■ WHAT YOU SHOULD DO:
Look for the word "spacing" in each line and report the count of matching lines, with nothing added.

BEGIN

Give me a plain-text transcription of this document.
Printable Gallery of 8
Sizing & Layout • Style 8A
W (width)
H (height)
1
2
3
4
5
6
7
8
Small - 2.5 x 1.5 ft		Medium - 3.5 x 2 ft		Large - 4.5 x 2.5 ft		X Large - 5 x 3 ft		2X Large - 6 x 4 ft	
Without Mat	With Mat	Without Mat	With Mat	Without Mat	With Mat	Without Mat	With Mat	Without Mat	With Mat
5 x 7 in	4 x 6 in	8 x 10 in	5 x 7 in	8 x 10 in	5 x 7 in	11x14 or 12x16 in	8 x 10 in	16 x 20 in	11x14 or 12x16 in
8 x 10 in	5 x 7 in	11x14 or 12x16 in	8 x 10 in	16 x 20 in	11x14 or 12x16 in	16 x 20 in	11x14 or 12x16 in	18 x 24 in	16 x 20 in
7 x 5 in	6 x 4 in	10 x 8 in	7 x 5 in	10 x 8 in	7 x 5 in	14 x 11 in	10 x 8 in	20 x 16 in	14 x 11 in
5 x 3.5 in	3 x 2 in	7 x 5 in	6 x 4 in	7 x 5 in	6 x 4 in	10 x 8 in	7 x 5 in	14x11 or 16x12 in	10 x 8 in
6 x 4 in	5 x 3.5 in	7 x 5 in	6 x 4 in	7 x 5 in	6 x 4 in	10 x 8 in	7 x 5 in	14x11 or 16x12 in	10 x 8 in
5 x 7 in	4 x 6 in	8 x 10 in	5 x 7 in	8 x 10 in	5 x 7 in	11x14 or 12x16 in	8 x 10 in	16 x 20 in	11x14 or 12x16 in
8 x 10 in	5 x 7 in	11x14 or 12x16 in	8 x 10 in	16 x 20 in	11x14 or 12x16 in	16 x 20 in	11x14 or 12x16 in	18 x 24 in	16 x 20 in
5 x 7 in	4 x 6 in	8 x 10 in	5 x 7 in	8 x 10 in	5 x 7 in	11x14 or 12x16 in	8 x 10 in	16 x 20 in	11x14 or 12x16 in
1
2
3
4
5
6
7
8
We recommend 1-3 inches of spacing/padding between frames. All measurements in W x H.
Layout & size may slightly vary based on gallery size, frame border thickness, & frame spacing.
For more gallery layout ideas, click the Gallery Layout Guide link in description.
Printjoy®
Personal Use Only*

END

■ SOLUTION TO THE EXERCISE:
2